REQUEST:
Restate the full set of records exactly, word for word.

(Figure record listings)
>> start
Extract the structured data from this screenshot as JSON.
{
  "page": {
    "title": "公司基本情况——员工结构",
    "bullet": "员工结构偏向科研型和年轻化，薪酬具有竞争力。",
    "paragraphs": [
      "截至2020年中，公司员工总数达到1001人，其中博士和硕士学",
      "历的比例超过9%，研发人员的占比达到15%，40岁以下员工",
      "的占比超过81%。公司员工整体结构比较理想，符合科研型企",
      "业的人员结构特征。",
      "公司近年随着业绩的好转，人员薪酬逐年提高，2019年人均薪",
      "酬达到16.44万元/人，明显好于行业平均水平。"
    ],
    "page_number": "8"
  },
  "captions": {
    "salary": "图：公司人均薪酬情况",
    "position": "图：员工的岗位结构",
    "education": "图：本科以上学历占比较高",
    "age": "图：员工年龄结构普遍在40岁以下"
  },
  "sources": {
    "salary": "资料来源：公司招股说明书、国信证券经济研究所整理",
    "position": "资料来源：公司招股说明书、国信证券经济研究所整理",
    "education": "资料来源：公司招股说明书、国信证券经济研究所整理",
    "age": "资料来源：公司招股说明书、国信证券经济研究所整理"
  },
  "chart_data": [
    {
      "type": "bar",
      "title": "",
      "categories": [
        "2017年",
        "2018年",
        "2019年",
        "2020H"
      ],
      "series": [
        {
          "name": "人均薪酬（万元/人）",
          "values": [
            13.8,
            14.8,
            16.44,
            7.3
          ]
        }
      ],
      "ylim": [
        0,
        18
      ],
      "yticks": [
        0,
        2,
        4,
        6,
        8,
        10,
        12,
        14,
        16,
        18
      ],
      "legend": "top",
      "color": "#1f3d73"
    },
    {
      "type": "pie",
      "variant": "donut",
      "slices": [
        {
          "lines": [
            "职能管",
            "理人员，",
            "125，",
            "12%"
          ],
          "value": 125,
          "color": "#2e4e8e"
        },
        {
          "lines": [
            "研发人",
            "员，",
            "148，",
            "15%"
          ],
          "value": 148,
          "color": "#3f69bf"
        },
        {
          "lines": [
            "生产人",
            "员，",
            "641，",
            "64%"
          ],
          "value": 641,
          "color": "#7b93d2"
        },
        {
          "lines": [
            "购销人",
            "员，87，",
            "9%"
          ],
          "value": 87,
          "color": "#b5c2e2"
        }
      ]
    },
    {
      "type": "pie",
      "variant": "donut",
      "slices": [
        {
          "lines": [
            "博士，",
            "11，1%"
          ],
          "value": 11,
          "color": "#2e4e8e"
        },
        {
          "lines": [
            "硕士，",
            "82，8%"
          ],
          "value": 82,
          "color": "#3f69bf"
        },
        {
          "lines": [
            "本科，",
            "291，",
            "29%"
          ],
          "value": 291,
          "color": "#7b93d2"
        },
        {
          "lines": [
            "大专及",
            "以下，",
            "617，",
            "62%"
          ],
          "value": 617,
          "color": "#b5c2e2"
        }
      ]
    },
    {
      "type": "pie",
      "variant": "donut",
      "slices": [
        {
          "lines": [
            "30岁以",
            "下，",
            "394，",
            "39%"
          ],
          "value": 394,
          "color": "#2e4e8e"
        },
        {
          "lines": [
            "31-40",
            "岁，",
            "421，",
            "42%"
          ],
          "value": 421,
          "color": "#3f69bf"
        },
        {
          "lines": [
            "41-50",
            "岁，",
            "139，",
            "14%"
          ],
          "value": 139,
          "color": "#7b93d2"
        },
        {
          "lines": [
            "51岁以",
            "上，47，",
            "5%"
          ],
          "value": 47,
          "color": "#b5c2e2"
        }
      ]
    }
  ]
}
>> end
RESPONSE:
Extract the structured data from this screenshot as JSON.
{
  "page": {
    "title": "公司基本情况——员工结构",
    "bullet": "员工结构偏向科研型和年轻化，薪酬具有竞争力。",
    "paragraphs": [
      "截至2020年中，公司员工总数达到1001人，其中博士和硕士学",
      "历的比例超过9%，研发人员的占比达到15%，40岁以下员工",
      "的占比超过81%。公司员工整体结构比较理想，符合科研型企",
      "业的人员结构特征。",
      "公司近年随着业绩的好转，人员薪酬逐年提高，2019年人均薪",
      "酬达到16.44万元/人，明显好于行业平均水平。"
    ],
    "page_number": "8"
  },
  "captions": {
    "salary": "图：公司人均薪酬情况",
    "position": "图：员工的岗位结构",
    "education": "图：本科以上学历占比较高",
    "age": "图：员工年龄结构普遍在40岁以下"
  },
  "sources": {
    "salary": "资料来源：公司招股说明书、国信证券经济研究所整理",
    "position": "资料来源：公司招股说明书、国信证券经济研究所整理",
    "education": "资料来源：公司招股说明书、国信证券经济研究所整理",
    "age": "资料来源：公司招股说明书、国信证券经济研究所整理"
  },
  "chart_data": [
    {
      "type": "bar",
      "title": "",
      "categories": [
        "2017年",
        "2018年",
        "2019年",
        "2020H"
      ],
      "series": [
        {
          "name": "人均薪酬（万元/人）",
          "values": [
            13.8,
            14.8,
            16.44,
            7.3
          ]
        }
      ],
      "ylim": [
        0,
        18
      ],
      "yticks": [
        0,
        2,
        4,
        6,
        8,
        10,
        12,
        14,
        16,
        18
      ],
      "legend": "top",
      "color": "#1f3d73"
    },
    {
      "type": "pie",
      "variant": "donut",
      "slices": [
        {
          "lines": [
            "职能管",
            "理人员，",
            "125，",
            "12%"
          ],
          "value": 125,
          "color": "#2e4e8e"
        },
        {
          "lines": [
            "研发人",
            "员，",
            "148，",
            "15%"
          ],
          "value": 148,
          "color": "#3f69bf"
        },
        {
          "lines": [
            "生产人",
            "员，",
            "641，",
            "64%"
          ],
          "value": 641,
          "color": "#7b93d2"
        },
        {
          "lines": [
            "购销人",
            "员，87，",
            "9%"
          ],
          "value": 87,
          "color": "#b5c2e2"
        }
      ]
    },
    {
      "type": "pie",
      "variant": "donut",
      "slices": [
        {
          "lines": [
            "博士，",
            "11，1%"
          ],
          "value": 11,
          "color": "#2e4e8e"
        },
        {
          "lines": [
            "硕士，",
            "82，8%"
          ],
          "value": 82,
          "color": "#3f69bf"
        },
        {
          "lines": [
            "本科，",
            "291，",
            "29%"
          ],
          "value": 291,
          "color": "#7b93d2"
        },
        {
          "lines": [
            "大专及",
            "以下，",
            "617，",
            "62%"
          ],
          "value": 617,
          "color": "#b5c2e2"
        }
      ]
    },
    {
      "type": "pie",
      "variant": "donut",
      "slices": [
        {
          "lines": [
            "30岁以",
            "下，",
            "394，",
            "39%"
          ],
          "value": 394,
          "color": "#2e4e8e"
        },
        {
          "lines": [
            "31-40",
            "岁，",
            "421，",
            "42%"
          ],
          "value": 421,
          "color": "#3f69bf"
        },
        {
          "lines": [
            "41-50",
            "岁，",
            "139，",
            "14%"
          ],
          "value": 139,
          "color": "#7b93d2"
        },
        {
          "lines": [
            "51岁以",
            "上，47，",
            "5%"
          ],
          "value": 47,
          "color": "#b5c2e2"
        }
      ]
    }
  ]
}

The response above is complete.